* Listed entries:
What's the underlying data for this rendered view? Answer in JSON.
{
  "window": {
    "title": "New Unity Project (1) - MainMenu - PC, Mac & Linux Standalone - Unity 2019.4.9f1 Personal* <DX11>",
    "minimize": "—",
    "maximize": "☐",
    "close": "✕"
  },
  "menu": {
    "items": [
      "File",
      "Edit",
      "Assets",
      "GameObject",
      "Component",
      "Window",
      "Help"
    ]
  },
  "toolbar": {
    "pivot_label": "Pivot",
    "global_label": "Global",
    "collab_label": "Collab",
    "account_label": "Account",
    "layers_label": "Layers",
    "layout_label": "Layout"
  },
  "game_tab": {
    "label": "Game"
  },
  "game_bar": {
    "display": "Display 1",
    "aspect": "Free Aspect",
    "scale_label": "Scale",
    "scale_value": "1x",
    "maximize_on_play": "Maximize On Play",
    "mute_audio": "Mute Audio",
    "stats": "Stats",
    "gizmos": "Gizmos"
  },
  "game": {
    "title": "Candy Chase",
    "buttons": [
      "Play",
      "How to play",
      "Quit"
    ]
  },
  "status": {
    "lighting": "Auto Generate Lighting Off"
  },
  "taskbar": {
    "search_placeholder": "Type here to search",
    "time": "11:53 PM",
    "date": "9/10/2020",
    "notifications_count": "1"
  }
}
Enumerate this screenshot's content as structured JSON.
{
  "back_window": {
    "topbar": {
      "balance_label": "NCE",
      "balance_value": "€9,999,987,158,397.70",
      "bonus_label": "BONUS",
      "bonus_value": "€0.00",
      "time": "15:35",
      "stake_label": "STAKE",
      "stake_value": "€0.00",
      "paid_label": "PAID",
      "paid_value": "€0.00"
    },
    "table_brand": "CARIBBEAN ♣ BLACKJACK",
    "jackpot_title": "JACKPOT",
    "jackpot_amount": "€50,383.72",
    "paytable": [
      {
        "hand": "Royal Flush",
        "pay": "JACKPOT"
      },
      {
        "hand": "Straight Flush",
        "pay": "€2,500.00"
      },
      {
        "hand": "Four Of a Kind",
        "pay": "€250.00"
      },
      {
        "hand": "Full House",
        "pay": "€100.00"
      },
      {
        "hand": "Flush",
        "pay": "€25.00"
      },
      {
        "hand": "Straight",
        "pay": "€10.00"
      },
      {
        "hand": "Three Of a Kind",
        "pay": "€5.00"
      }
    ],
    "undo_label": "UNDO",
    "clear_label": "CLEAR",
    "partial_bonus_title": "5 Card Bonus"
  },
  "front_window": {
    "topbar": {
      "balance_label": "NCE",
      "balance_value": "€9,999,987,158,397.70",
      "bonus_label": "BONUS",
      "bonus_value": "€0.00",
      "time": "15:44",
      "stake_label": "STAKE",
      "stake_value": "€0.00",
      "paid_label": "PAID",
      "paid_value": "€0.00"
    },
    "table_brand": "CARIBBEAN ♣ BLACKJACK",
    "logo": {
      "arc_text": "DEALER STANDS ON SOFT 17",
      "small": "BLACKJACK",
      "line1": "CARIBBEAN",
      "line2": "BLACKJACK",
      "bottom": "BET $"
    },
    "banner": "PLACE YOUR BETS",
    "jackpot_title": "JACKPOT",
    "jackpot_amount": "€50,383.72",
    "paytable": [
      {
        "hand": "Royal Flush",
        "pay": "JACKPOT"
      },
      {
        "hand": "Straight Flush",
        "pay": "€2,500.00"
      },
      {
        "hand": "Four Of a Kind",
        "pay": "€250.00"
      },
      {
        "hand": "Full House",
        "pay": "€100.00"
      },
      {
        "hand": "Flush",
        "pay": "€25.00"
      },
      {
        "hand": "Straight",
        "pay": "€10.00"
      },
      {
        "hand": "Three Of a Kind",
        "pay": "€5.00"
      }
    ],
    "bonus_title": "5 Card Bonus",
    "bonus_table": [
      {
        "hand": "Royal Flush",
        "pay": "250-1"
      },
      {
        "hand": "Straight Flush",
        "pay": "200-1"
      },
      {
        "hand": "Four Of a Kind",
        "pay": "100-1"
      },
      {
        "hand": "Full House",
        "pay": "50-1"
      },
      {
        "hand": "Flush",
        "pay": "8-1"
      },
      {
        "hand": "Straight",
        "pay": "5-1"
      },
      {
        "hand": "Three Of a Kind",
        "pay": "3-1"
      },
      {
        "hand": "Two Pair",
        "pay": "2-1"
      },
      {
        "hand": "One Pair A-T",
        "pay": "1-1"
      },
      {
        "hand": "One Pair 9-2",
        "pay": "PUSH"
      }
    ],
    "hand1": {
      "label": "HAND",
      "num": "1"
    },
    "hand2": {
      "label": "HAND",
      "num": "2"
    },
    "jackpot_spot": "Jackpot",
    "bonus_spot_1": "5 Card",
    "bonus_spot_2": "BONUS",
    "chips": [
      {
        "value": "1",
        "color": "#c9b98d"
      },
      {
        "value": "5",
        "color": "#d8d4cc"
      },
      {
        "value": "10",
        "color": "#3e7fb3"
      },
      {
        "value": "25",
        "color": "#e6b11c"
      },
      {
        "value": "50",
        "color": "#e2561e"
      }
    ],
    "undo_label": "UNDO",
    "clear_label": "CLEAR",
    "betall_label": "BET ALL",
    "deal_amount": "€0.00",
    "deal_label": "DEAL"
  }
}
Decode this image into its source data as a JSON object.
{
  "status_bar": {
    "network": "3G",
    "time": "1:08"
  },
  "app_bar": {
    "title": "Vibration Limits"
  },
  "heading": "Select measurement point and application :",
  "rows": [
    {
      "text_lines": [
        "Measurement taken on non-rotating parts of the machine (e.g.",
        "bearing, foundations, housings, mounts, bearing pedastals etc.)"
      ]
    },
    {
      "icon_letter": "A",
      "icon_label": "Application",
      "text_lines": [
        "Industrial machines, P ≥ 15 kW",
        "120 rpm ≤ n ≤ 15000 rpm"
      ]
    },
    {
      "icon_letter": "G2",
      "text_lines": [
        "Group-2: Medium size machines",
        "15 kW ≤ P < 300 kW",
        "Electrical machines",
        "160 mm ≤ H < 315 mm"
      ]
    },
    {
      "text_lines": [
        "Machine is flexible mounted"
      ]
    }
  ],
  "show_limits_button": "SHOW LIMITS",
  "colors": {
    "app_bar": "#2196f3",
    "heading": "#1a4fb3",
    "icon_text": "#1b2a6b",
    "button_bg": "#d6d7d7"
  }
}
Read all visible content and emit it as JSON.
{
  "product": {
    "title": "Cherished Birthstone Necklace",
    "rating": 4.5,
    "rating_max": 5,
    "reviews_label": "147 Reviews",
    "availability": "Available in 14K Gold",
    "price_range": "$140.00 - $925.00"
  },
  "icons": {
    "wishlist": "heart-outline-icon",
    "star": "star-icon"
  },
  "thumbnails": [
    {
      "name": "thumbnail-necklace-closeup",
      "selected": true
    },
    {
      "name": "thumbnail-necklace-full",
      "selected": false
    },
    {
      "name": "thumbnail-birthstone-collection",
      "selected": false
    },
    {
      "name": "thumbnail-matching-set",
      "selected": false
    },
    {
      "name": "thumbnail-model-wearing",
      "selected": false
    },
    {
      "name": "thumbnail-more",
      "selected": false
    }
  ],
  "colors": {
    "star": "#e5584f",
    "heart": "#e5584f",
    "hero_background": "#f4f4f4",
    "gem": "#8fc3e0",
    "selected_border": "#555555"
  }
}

* Work instructions: Copy each entry exactly, with nothing added or dropped.

* The result:
What's the underlying data for this rendered view? Answer in JSON.
{
  "window": {
    "title": "New Unity Project (1) - MainMenu - PC, Mac & Linux Standalone - Unity 2019.4.9f1 Personal* <DX11>",
    "minimize": "—",
    "maximize": "☐",
    "close": "✕"
  },
  "menu": {
    "items": [
      "File",
      "Edit",
      "Assets",
      "GameObject",
      "Component",
      "Window",
      "Help"
    ]
  },
  "toolbar": {
    "pivot_label": "Pivot",
    "global_label": "Global",
    "collab_label": "Collab",
    "account_label": "Account",
    "layers_label": "Layers",
    "layout_label": "Layout"
  },
  "game_tab": {
    "label": "Game"
  },
  "game_bar": {
    "display": "Display 1",
    "aspect": "Free Aspect",
    "scale_label": "Scale",
    "scale_value": "1x",
    "maximize_on_play": "Maximize On Play",
    "mute_audio": "Mute Audio",
    "stats": "Stats",
    "gizmos": "Gizmos"
  },
  "game": {
    "title": "Candy Chase",
    "buttons": [
      "Play",
      "How to play",
      "Quit"
    ]
  },
  "status": {
    "lighting": "Auto Generate Lighting Off"
  },
  "taskbar": {
    "search_placeholder": "Type here to search",
    "time": "11:53 PM",
    "date": "9/10/2020",
    "notifications_count": "1"
  }
}
Enumerate this screenshot's content as structured JSON.
{
  "back_window": {
    "topbar": {
      "balance_label": "NCE",
      "balance_value": "€9,999,987,158,397.70",
      "bonus_label": "BONUS",
      "bonus_value": "€0.00",
      "time": "15:35",
      "stake_label": "STAKE",
      "stake_value": "€0.00",
      "paid_label": "PAID",
      "paid_value": "€0.00"
    },
    "table_brand": "CARIBBEAN ♣ BLACKJACK",
    "jackpot_title": "JACKPOT",
    "jackpot_amount": "€50,383.72",
    "paytable": [
      {
        "hand": "Royal Flush",
        "pay": "JACKPOT"
      },
      {
        "hand": "Straight Flush",
        "pay": "€2,500.00"
      },
      {
        "hand": "Four Of a Kind",
        "pay": "€250.00"
      },
      {
        "hand": "Full House",
        "pay": "€100.00"
      },
      {
        "hand": "Flush",
        "pay": "€25.00"
      },
      {
        "hand": "Straight",
        "pay": "€10.00"
      },
      {
        "hand": "Three Of a Kind",
        "pay": "€5.00"
      }
    ],
    "undo_label": "UNDO",
    "clear_label": "CLEAR",
    "partial_bonus_title": "5 Card Bonus"
  },
  "front_window": {
    "topbar": {
      "balance_label": "NCE",
      "balance_value": "€9,999,987,158,397.70",
      "bonus_label": "BONUS",
      "bonus_value": "€0.00",
      "time": "15:44",
      "stake_label": "STAKE",
      "stake_value": "€0.00",
      "paid_label": "PAID",
      "paid_value": "€0.00"
    },
    "table_brand": "CARIBBEAN ♣ BLACKJACK",
    "logo": {
      "arc_text": "DEALER STANDS ON SOFT 17",
      "small": "BLACKJACK",
      "line1": "CARIBBEAN",
      "line2": "BLACKJACK",
      "bottom": "BET $"
    },
    "banner": "PLACE YOUR BETS",
    "jackpot_title": "JACKPOT",
    "jackpot_amount": "€50,383.72",
    "paytable": [
      {
        "hand": "Royal Flush",
        "pay": "JACKPOT"
      },
      {
        "hand": "Straight Flush",
        "pay": "€2,500.00"
      },
      {
        "hand": "Four Of a Kind",
        "pay": "€250.00"
      },
      {
        "hand": "Full House",
        "pay": "€100.00"
      },
      {
        "hand": "Flush",
        "pay": "€25.00"
      },
      {
        "hand": "Straight",
        "pay": "€10.00"
      },
      {
        "hand": "Three Of a Kind",
        "pay": "€5.00"
      }
    ],
    "bonus_title": "5 Card Bonus",
    "bonus_table": [
      {
        "hand": "Royal Flush",
        "pay": "250-1"
      },
      {
        "hand": "Straight Flush",
        "pay": "200-1"
      },
      {
        "hand": "Four Of a Kind",
        "pay": "100-1"
      },
      {
        "hand": "Full House",
        "pay": "50-1"
      },
      {
        "hand": "Flush",
        "pay": "8-1"
      },
      {
        "hand": "Straight",
        "pay": "5-1"
      },
      {
        "hand": "Three Of a Kind",
        "pay": "3-1"
      },
      {
        "hand": "Two Pair",
        "pay": "2-1"
      },
      {
        "hand": "One Pair A-T",
        "pay": "1-1"
      },
      {
        "hand": "One Pair 9-2",
        "pay": "PUSH"
      }
    ],
    "hand1": {
      "label": "HAND",
      "num": "1"
    },
    "hand2": {
      "label": "HAND",
      "num": "2"
    },
    "jackpot_spot": "Jackpot",
    "bonus_spot_1": "5 Card",
    "bonus_spot_2": "BONUS",
    "chips": [
      {
        "value": "1",
        "color": "#c9b98d"
      },
      {
        "value": "5",
        "color": "#d8d4cc"
      },
      {
        "value": "10",
        "color": "#3e7fb3"
      },
      {
        "value": "25",
        "color": "#e6b11c"
      },
      {
        "value": "50",
        "color": "#e2561e"
      }
    ],
    "undo_label": "UNDO",
    "clear_label": "CLEAR",
    "betall_label": "BET ALL",
    "deal_amount": "€0.00",
    "deal_label": "DEAL"
  }
}
Decode this image into its source data as a JSON object.
{
  "status_bar": {
    "network": "3G",
    "time": "1:08"
  },
  "app_bar": {
    "title": "Vibration Limits"
  },
  "heading": "Select measurement point and application :",
  "rows": [
    {
      "text_lines": [
        "Measurement taken on non-rotating parts of the machine (e.g.",
        "bearing, foundations, housings, mounts, bearing pedastals etc.)"
      ]
    },
    {
      "icon_letter": "A",
      "icon_label": "Application",
      "text_lines": [
        "Industrial machines, P ≥ 15 kW",
        "120 rpm ≤ n ≤ 15000 rpm"
      ]
    },
    {
      "icon_letter": "G2",
      "text_lines": [
        "Group-2: Medium size machines",
        "15 kW ≤ P < 300 kW",
        "Electrical machines",
        "160 mm ≤ H < 315 mm"
      ]
    },
    {
      "text_lines": [
        "Machine is flexible mounted"
      ]
    }
  ],
  "show_limits_button": "SHOW LIMITS",
  "colors": {
    "app_bar": "#2196f3",
    "heading": "#1a4fb3",
    "icon_text": "#1b2a6b",
    "button_bg": "#d6d7d7"
  }
}
Read all visible content and emit it as JSON.
{
  "product": {
    "title": "Cherished Birthstone Necklace",
    "rating": 4.5,
    "rating_max": 5,
    "reviews_label": "147 Reviews",
    "availability": "Available in 14K Gold",
    "price_range": "$140.00 - $925.00"
  },
  "icons": {
    "wishlist": "heart-outline-icon",
    "star": "star-icon"
  },
  "thumbnails": [
    {
      "name": "thumbnail-necklace-closeup",
      "selected": true
    },
    {
      "name": "thumbnail-necklace-full",
      "selected": false
    },
    {
      "name": "thumbnail-birthstone-collection",
      "selected": false
    },
    {
      "name": "thumbnail-matching-set",
      "selected": false
    },
    {
      "name": "thumbnail-model-wearing",
      "selected": false
    },
    {
      "name": "thumbnail-more",
      "selected": false
    }
  ],
  "colors": {
    "star": "#e5584f",
    "heart": "#e5584f",
    "hero_background": "#f4f4f4",
    "gem": "#8fc3e0",
    "selected_border": "#555555"
  }
}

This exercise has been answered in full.